- _EXERCISE REQUIREMENTS_
Pick out each line of the records in which the word "screenshot" appears.

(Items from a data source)

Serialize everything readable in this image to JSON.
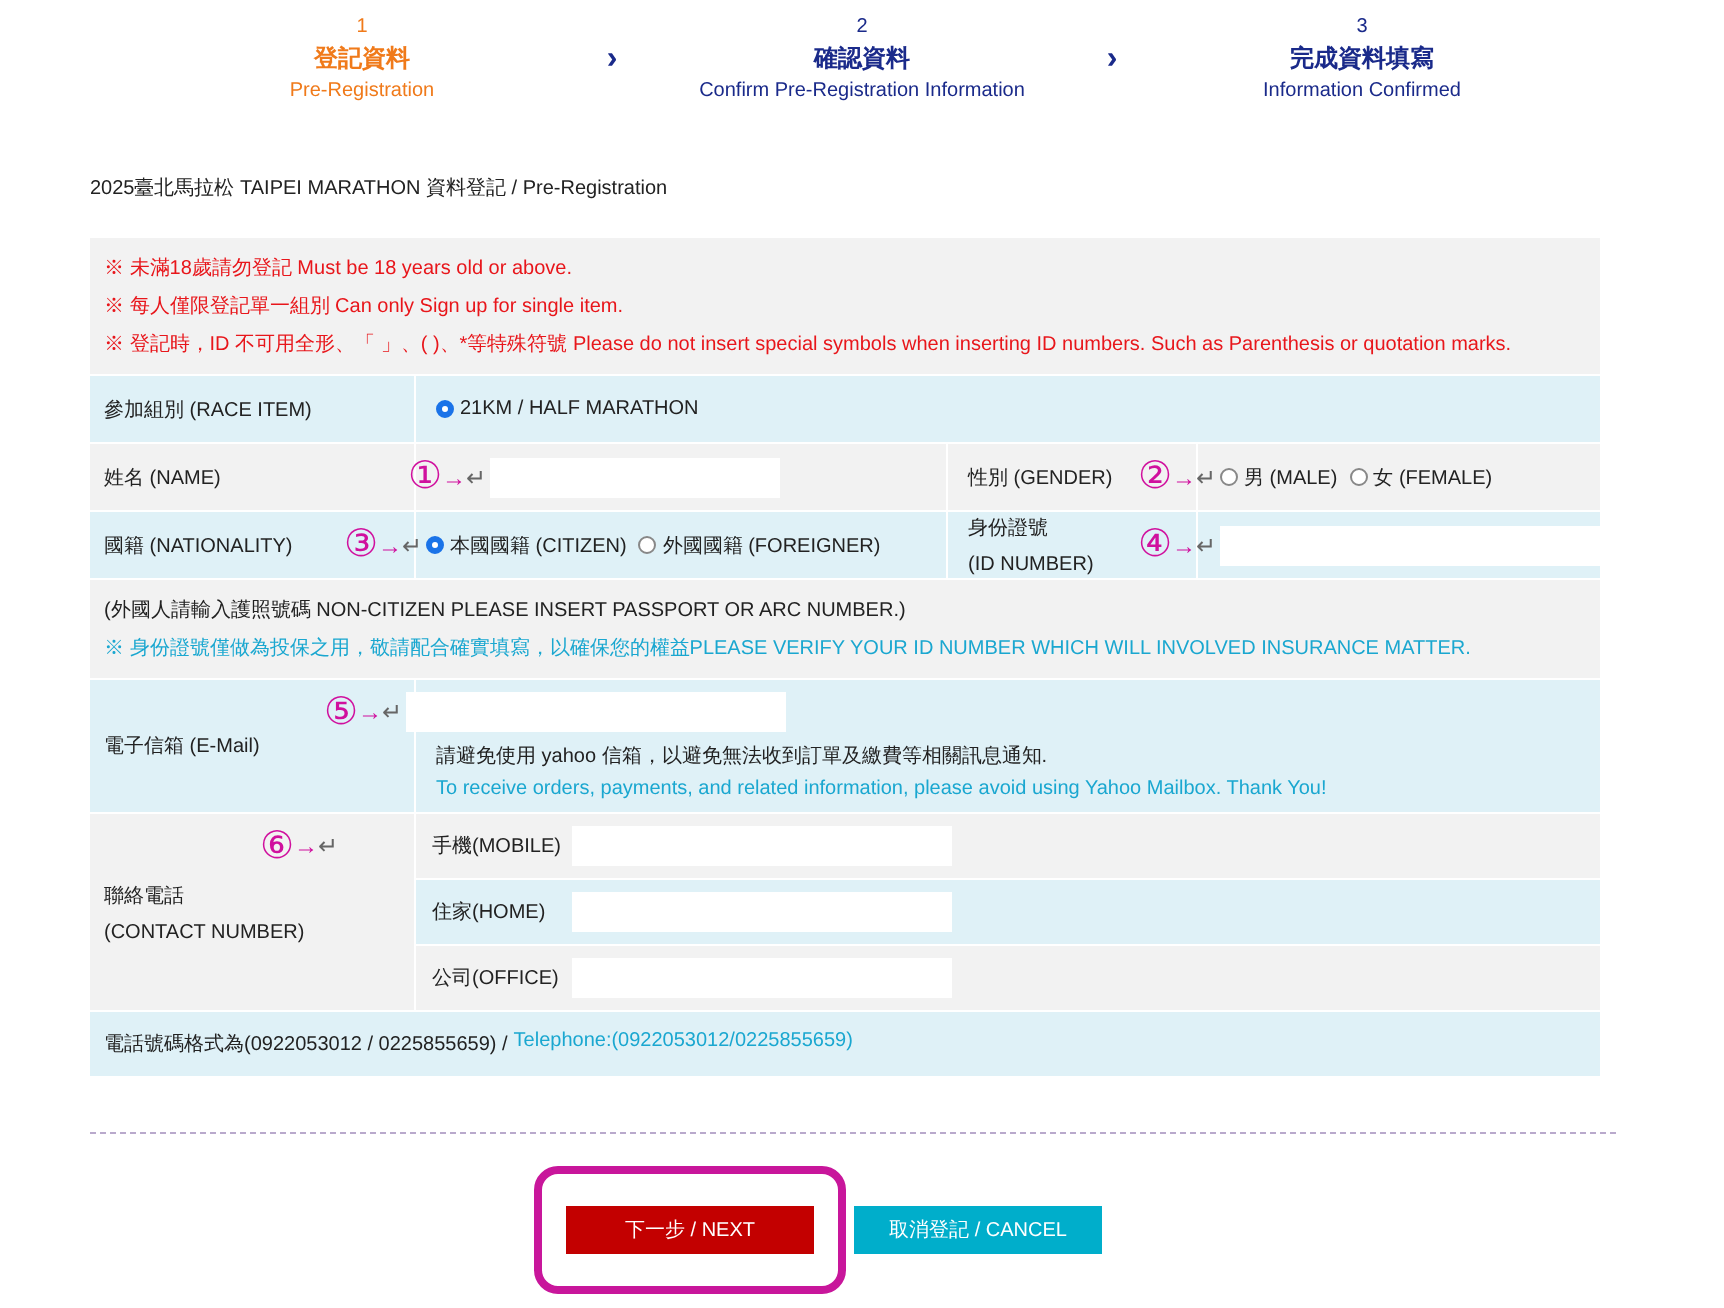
{
  "steps": [
    {
      "number": "1",
      "title": "登記資料",
      "subtitle": "Pre-Registration",
      "selected": true
    },
    {
      "number": "2",
      "title": "確認資料",
      "subtitle": "Confirm Pre-Registration Information",
      "selected": false
    },
    {
      "number": "3",
      "title": "完成資料填寫",
      "subtitle": "Information Confirmed",
      "selected": false
    }
  ],
  "step_separator": "›",
  "page_title": "2025臺北馬拉松 TAIPEI MARATHON 資料登記 / Pre-Registration",
  "notices": [
    "※ 未滿18歲請勿登記 Must be 18 years old or above.",
    "※ 每人僅限登記單一組別 Can only Sign up for single item.",
    "※ 登記時，ID 不可用全形、「 」、( )、*等特殊符號 Please do not insert special symbols when inserting ID numbers. Such as Parenthesis or quotation marks."
  ],
  "race_item": {
    "label": "參加組別 (RACE ITEM)",
    "options": [
      {
        "label": "21KM / HALF MARATHON",
        "selected": true
      }
    ]
  },
  "name": {
    "label": "姓名 (NAME)",
    "annotation": {
      "marker": "①",
      "arrow": "→",
      "return": "↵"
    }
  },
  "gender": {
    "label": "性別 (GENDER)",
    "annotation": {
      "marker": "②",
      "arrow": "→",
      "return": "↵"
    },
    "options": [
      {
        "label": "男 (MALE)",
        "selected": false
      },
      {
        "label": "女 (FEMALE)",
        "selected": false
      }
    ]
  },
  "nationality": {
    "label": "國籍 (NATIONALITY)",
    "annotation": {
      "marker": "③",
      "arrow": "→",
      "return": "↵"
    },
    "options": [
      {
        "label": "本國國籍 (CITIZEN)",
        "selected": true
      },
      {
        "label": "外國國籍 (FOREIGNER)",
        "selected": false
      }
    ]
  },
  "id_number": {
    "label": "身份證號",
    "label_en": "(ID NUMBER)",
    "annotation": {
      "marker": "④",
      "arrow": "→",
      "return": "↵"
    }
  },
  "id_notes": [
    "(外國人請輸入護照號碼 NON-CITIZEN PLEASE INSERT PASSPORT OR ARC NUMBER.)",
    "※ 身份證號僅做為投保之用，敬請配合確實填寫，以確保您的權益PLEASE VERIFY YOUR ID NUMBER WHICH WILL INVOLVED INSURANCE MATTER."
  ],
  "email": {
    "label": "電子信箱 (E-Mail)",
    "annotation": {
      "marker": "⑤",
      "arrow": "→",
      "return": "↵"
    },
    "note": "請避免使用 yahoo 信箱，以避免無法收到訂單及繳費等相關訊息通知.",
    "note_en": "To receive orders, payments, and related information, please avoid using Yahoo Mailbox. Thank You!"
  },
  "contact": {
    "label": "聯絡電話",
    "label_en": "(CONTACT NUMBER)",
    "annotation": {
      "marker": "⑥",
      "arrow": "→",
      "return": "↵"
    },
    "phones": [
      {
        "label": "手機(MOBILE)"
      },
      {
        "label": "住家(HOME)"
      },
      {
        "label": "公司(OFFICE)"
      }
    ]
  },
  "phone_format": {
    "text": "電話號碼格式為(0922053012 / 0225855659) /",
    "text_en": "Telephone:(0922053012/0225855659)"
  },
  "buttons": [
    {
      "label": "下一步 / NEXT",
      "kind": "primary",
      "highlighted": true
    },
    {
      "label": "取消登記 / CANCEL",
      "kind": "secondary",
      "highlighted": false
    }
  ]
}
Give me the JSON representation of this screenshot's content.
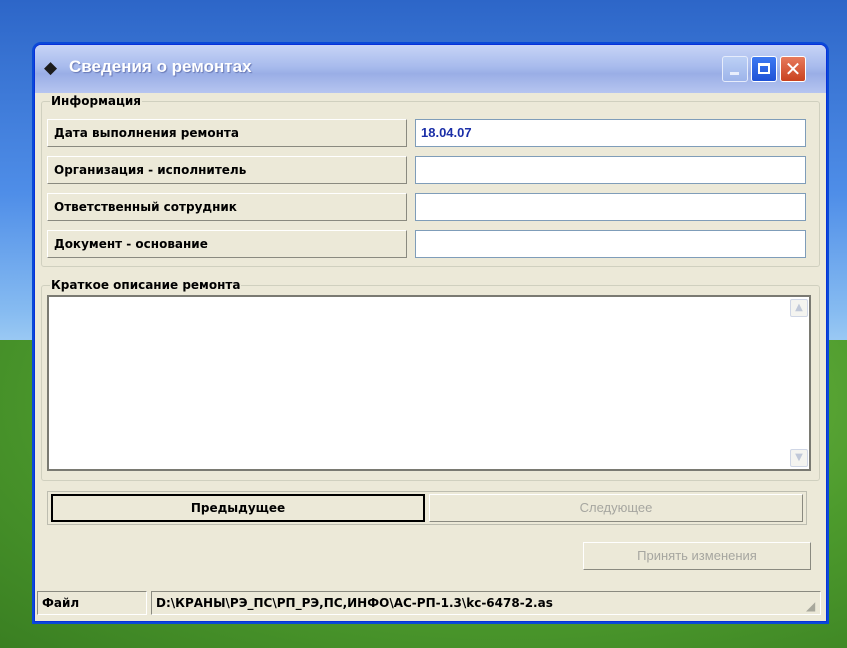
{
  "window": {
    "title": "Сведения о ремонтах",
    "title_icon": "chip-icon",
    "colors": {
      "titlebar": "#9aaee6",
      "close": "#c9421f",
      "value_text": "#1b2fa8",
      "disabled_text": "#a6a6a0"
    }
  },
  "info": {
    "legend": "Информация",
    "fields": [
      {
        "label": "Дата выполнения ремонта",
        "value": "18.04.07"
      },
      {
        "label": "Организация - исполнитель",
        "value": ""
      },
      {
        "label": "Ответственный сотрудник",
        "value": ""
      },
      {
        "label": "Документ - основание",
        "value": ""
      }
    ]
  },
  "description": {
    "legend": "Краткое описание ремонта",
    "value": ""
  },
  "nav": {
    "prev_label": "Предыдущее",
    "next_label": "Следующее",
    "accept_label": "Принять изменения"
  },
  "status": {
    "label": "Файл",
    "path": "D:\\КРАНЫ\\РЭ_ПС\\РП_РЭ,ПС,ИНФО\\АС-РП-1.3\\kc-6478-2.as"
  }
}
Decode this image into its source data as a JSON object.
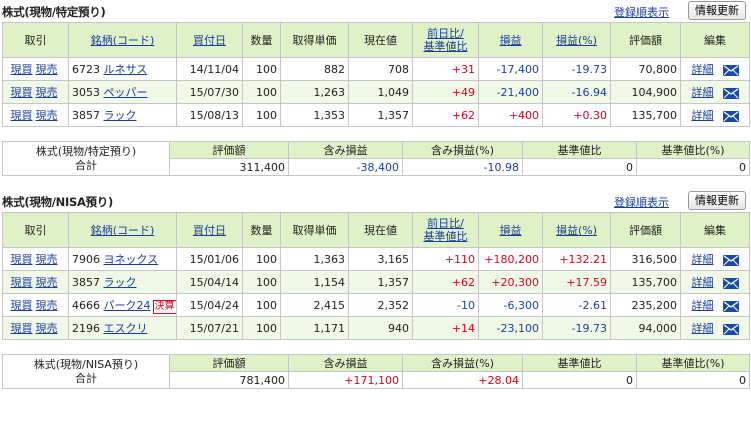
{
  "sections": [
    {
      "title": "株式(現物/特定預り)",
      "order_link": "登録順表示",
      "refresh": "情報更新",
      "headers": {
        "trade": "取引",
        "name": "銘柄(コード)",
        "date": "買付日",
        "qty": "数量",
        "cost": "取得単価",
        "price": "現在値",
        "daychg1": "前日比/",
        "daychg2": "基準値比",
        "pl": "損益",
        "plpct": "損益(%)",
        "value": "評価額",
        "edit": "編集"
      },
      "rows": [
        {
          "buy": "現買",
          "sell": "現売",
          "code": "6723",
          "name": "ルネサス",
          "date": "14/11/04",
          "qty": "100",
          "cost": "882",
          "price": "708",
          "chg": "+31",
          "pl": "-17,400",
          "plpct": "-19.73",
          "value": "70,800",
          "detail": "詳細"
        },
        {
          "buy": "現買",
          "sell": "現売",
          "code": "3053",
          "name": "ペッパー",
          "date": "15/07/30",
          "qty": "100",
          "cost": "1,263",
          "price": "1,049",
          "chg": "+49",
          "pl": "-21,400",
          "plpct": "-16.94",
          "value": "104,900",
          "detail": "詳細"
        },
        {
          "buy": "現買",
          "sell": "現売",
          "code": "3857",
          "name": "ラック",
          "date": "15/08/13",
          "qty": "100",
          "cost": "1,353",
          "price": "1,357",
          "chg": "+62",
          "pl": "+400",
          "plpct": "+0.30",
          "value": "135,700",
          "detail": "詳細"
        }
      ],
      "summary": {
        "label1": "株式(現物/特定預り)",
        "label2": "合計",
        "h_value": "評価額",
        "h_pl": "含み損益",
        "h_plpct": "含み損益(%)",
        "h_base": "基準値比",
        "h_basepct": "基準値比(%)",
        "value": "311,400",
        "pl": "-38,400",
        "plpct": "-10.98",
        "base": "0",
        "basepct": "0"
      }
    },
    {
      "title": "株式(現物/NISA預り)",
      "order_link": "登録順表示",
      "refresh": "情報更新",
      "headers": {
        "trade": "取引",
        "name": "銘柄(コード)",
        "date": "買付日",
        "qty": "数量",
        "cost": "取得単価",
        "price": "現在値",
        "daychg1": "前日比/",
        "daychg2": "基準値比",
        "pl": "損益",
        "plpct": "損益(%)",
        "value": "評価額",
        "edit": "編集"
      },
      "rows": [
        {
          "buy": "現買",
          "sell": "現売",
          "code": "7906",
          "name": "ヨネックス",
          "date": "15/01/06",
          "qty": "100",
          "cost": "1,363",
          "price": "3,165",
          "chg": "+110",
          "pl": "+180,200",
          "plpct": "+132.21",
          "value": "316,500",
          "detail": "詳細"
        },
        {
          "buy": "現買",
          "sell": "現売",
          "code": "3857",
          "name": "ラック",
          "date": "15/04/14",
          "qty": "100",
          "cost": "1,154",
          "price": "1,357",
          "chg": "+62",
          "pl": "+20,300",
          "plpct": "+17.59",
          "value": "135,700",
          "detail": "詳細"
        },
        {
          "buy": "現買",
          "sell": "現売",
          "code": "4666",
          "name": "パーク24",
          "badge": "決算",
          "date": "15/04/24",
          "qty": "100",
          "cost": "2,415",
          "price": "2,352",
          "chg": "-10",
          "pl": "-6,300",
          "plpct": "-2.61",
          "value": "235,200",
          "detail": "詳細"
        },
        {
          "buy": "現買",
          "sell": "現売",
          "code": "2196",
          "name": "エスクリ",
          "date": "15/07/21",
          "qty": "100",
          "cost": "1,171",
          "price": "940",
          "chg": "+14",
          "pl": "-23,100",
          "plpct": "-19.73",
          "value": "94,000",
          "detail": "詳細"
        }
      ],
      "summary": {
        "label1": "株式(現物/NISA預り)",
        "label2": "合計",
        "h_value": "評価額",
        "h_pl": "含み損益",
        "h_plpct": "含み損益(%)",
        "h_base": "基準値比",
        "h_basepct": "基準値比(%)",
        "value": "781,400",
        "pl": "+171,100",
        "plpct": "+28.04",
        "base": "0",
        "basepct": "0"
      }
    }
  ]
}
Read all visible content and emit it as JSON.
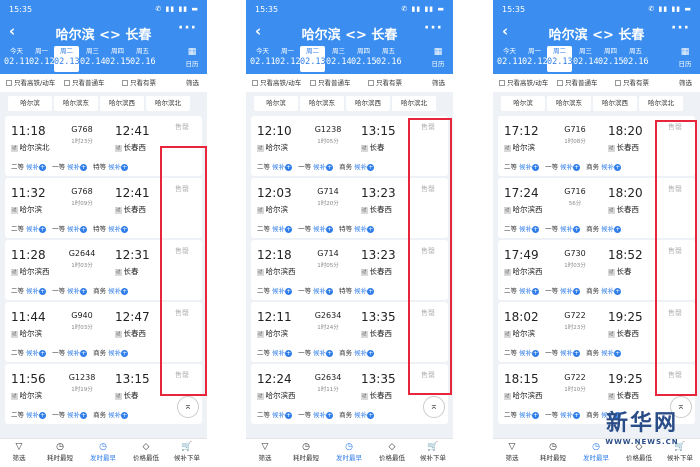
{
  "status_time": "15:35",
  "status_icons": "✆ ▮▮ ▮▮ ▬",
  "title": "哈尔滨 <> 长春",
  "dates": [
    {
      "weekday": "今天",
      "date": "02.11"
    },
    {
      "weekday": "周一",
      "date": "02.12"
    },
    {
      "weekday": "周二",
      "date": "02.13"
    },
    {
      "weekday": "周三",
      "date": "02.14"
    },
    {
      "weekday": "周四",
      "date": "02.15"
    },
    {
      "weekday": "周五",
      "date": "02.16"
    }
  ],
  "selected_date_index": 2,
  "calendar_label": "日历",
  "filters": {
    "high_speed": "只看高铁/动车",
    "normal": "只看普通车",
    "available": "只看有票",
    "filter": "筛选"
  },
  "station_filters": [
    [
      "哈尔滨",
      "哈尔滨东",
      "哈尔滨西",
      "哈尔滨北"
    ],
    [
      "哈尔滨",
      "哈尔滨东",
      "哈尔滨西",
      "哈尔滨北"
    ],
    [
      "哈尔滨",
      "哈尔滨东",
      "哈尔滨西",
      "哈尔滨北"
    ]
  ],
  "sold_out": "售罄",
  "tag_start": "始",
  "tag_pass": "过",
  "tag_end": "终",
  "waitlist": "候补",
  "tabs": [
    "筛选",
    "耗时最短",
    "发时最早",
    "价格最低",
    "候补下单"
  ],
  "active_tab_index": 2,
  "accent_color": "#3b8ef0",
  "highlight_color": "#e8263b",
  "screens": [
    {
      "trains": [
        {
          "dep": "11:18",
          "train": "G768",
          "dur": "1时23分",
          "arr": "12:41",
          "from": "哈尔滨北",
          "to": "长春西",
          "seats": [
            "二等",
            "一等",
            "特等"
          ]
        },
        {
          "dep": "11:32",
          "train": "G768",
          "dur": "1时09分",
          "arr": "12:41",
          "from": "哈尔滨",
          "to": "长春西",
          "seats": [
            "二等",
            "一等",
            "特等"
          ]
        },
        {
          "dep": "11:28",
          "train": "G2644",
          "dur": "1时03分",
          "arr": "12:31",
          "from": "哈尔滨西",
          "to": "长春",
          "seats": [
            "二等",
            "一等",
            "商务"
          ]
        },
        {
          "dep": "11:44",
          "train": "G940",
          "dur": "1时03分",
          "arr": "12:47",
          "from": "哈尔滨",
          "to": "长春西",
          "seats": [
            "二等",
            "一等",
            "商务"
          ]
        },
        {
          "dep": "11:56",
          "train": "G1238",
          "dur": "1时19分",
          "arr": "13:15",
          "from": "哈尔滨",
          "to": "长春",
          "seats": [
            "二等",
            "一等",
            "商务"
          ]
        }
      ]
    },
    {
      "trains": [
        {
          "dep": "12:10",
          "train": "G1238",
          "dur": "1时05分",
          "arr": "13:15",
          "from": "哈尔滨",
          "to": "长春",
          "seats": [
            "二等",
            "一等",
            "商务"
          ]
        },
        {
          "dep": "12:03",
          "train": "G714",
          "dur": "1时20分",
          "arr": "13:23",
          "from": "哈尔滨",
          "to": "长春西",
          "seats": [
            "二等",
            "一等",
            "特等"
          ]
        },
        {
          "dep": "12:18",
          "train": "G714",
          "dur": "1时05分",
          "arr": "13:23",
          "from": "哈尔滨西",
          "to": "长春西",
          "seats": [
            "二等",
            "一等",
            "特等"
          ]
        },
        {
          "dep": "12:11",
          "train": "G2634",
          "dur": "1时24分",
          "arr": "13:35",
          "from": "哈尔滨",
          "to": "长春西",
          "seats": [
            "二等",
            "一等",
            "商务"
          ]
        },
        {
          "dep": "12:24",
          "train": "G2634",
          "dur": "1时11分",
          "arr": "13:35",
          "from": "哈尔滨西",
          "to": "长春西",
          "seats": [
            "二等",
            "一等",
            "商务"
          ]
        }
      ]
    },
    {
      "trains": [
        {
          "dep": "17:12",
          "train": "G716",
          "dur": "1时08分",
          "arr": "18:20",
          "from": "哈尔滨",
          "to": "长春西",
          "seats": [
            "二等",
            "一等",
            "商务"
          ]
        },
        {
          "dep": "17:24",
          "train": "G716",
          "dur": "56分",
          "arr": "18:20",
          "from": "哈尔滨西",
          "to": "长春西",
          "seats": [
            "二等",
            "一等",
            "商务"
          ]
        },
        {
          "dep": "17:49",
          "train": "G730",
          "dur": "1时03分",
          "arr": "18:52",
          "from": "哈尔滨西",
          "to": "长春",
          "seats": [
            "二等",
            "一等",
            "商务"
          ]
        },
        {
          "dep": "18:02",
          "train": "G722",
          "dur": "1时23分",
          "arr": "19:25",
          "from": "哈尔滨",
          "to": "长春西",
          "seats": [
            "二等",
            "一等",
            "商务"
          ]
        },
        {
          "dep": "18:15",
          "train": "G722",
          "dur": "1时10分",
          "arr": "19:25",
          "from": "哈尔滨西",
          "to": "长春西",
          "seats": [
            "二等",
            "一等",
            "商务"
          ]
        }
      ]
    }
  ],
  "watermark": {
    "cn": "新华网",
    "en": "WWW.NEWS.CN"
  }
}
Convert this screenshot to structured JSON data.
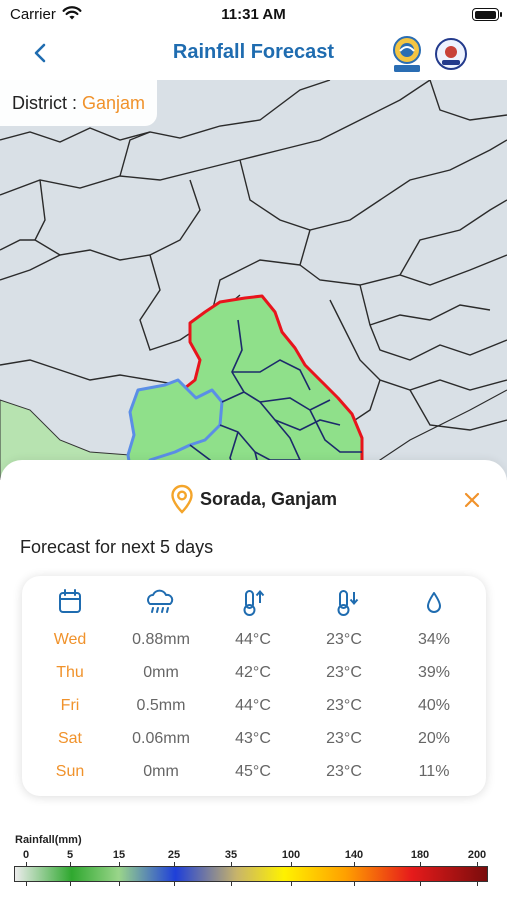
{
  "status": {
    "carrier": "Carrier",
    "time": "11:31 AM",
    "battery_level": 1.0
  },
  "nav": {
    "title": "Rainfall Forecast",
    "back_icon": "chevron-left-icon",
    "logos": [
      "OSDMA",
      "Odisha state seal"
    ]
  },
  "district": {
    "label": "District",
    "separator": " : ",
    "value": "Ganjam"
  },
  "location": {
    "name": "Sorada, Ganjam",
    "icon": "location-pin-icon"
  },
  "forecast": {
    "title": "Forecast for next 5 days",
    "header_icons": [
      "calendar-icon",
      "rain-cloud-icon",
      "thermometer-high-icon",
      "thermometer-low-icon",
      "humidity-drop-icon"
    ],
    "rows": [
      {
        "day": "Wed",
        "rain": "0.88mm",
        "max": "44°C",
        "min": "23°C",
        "humidity": "34%"
      },
      {
        "day": "Thu",
        "rain": "0mm",
        "max": "42°C",
        "min": "23°C",
        "humidity": "39%"
      },
      {
        "day": "Fri",
        "rain": "0.5mm",
        "max": "44°C",
        "min": "23°C",
        "humidity": "40%"
      },
      {
        "day": "Sat",
        "rain": "0.06mm",
        "max": "43°C",
        "min": "23°C",
        "humidity": "20%"
      },
      {
        "day": "Sun",
        "rain": "0mm",
        "max": "45°C",
        "min": "23°C",
        "humidity": "11%"
      }
    ]
  },
  "legend": {
    "title": "Rainfall(mm)",
    "ticks": [
      "0",
      "5",
      "15",
      "25",
      "35",
      "100",
      "140",
      "180",
      "200"
    ]
  },
  "colors": {
    "accent": "#1f6cb0",
    "orange": "#f0922b",
    "district_border": "#e8141c",
    "block_border": "#3b78e7",
    "forecast_fill": "#8fe08a"
  }
}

- _ANSWER_
Give me the JSON representation of this screenshot's content.
Convert this screenshot to structured JSON data.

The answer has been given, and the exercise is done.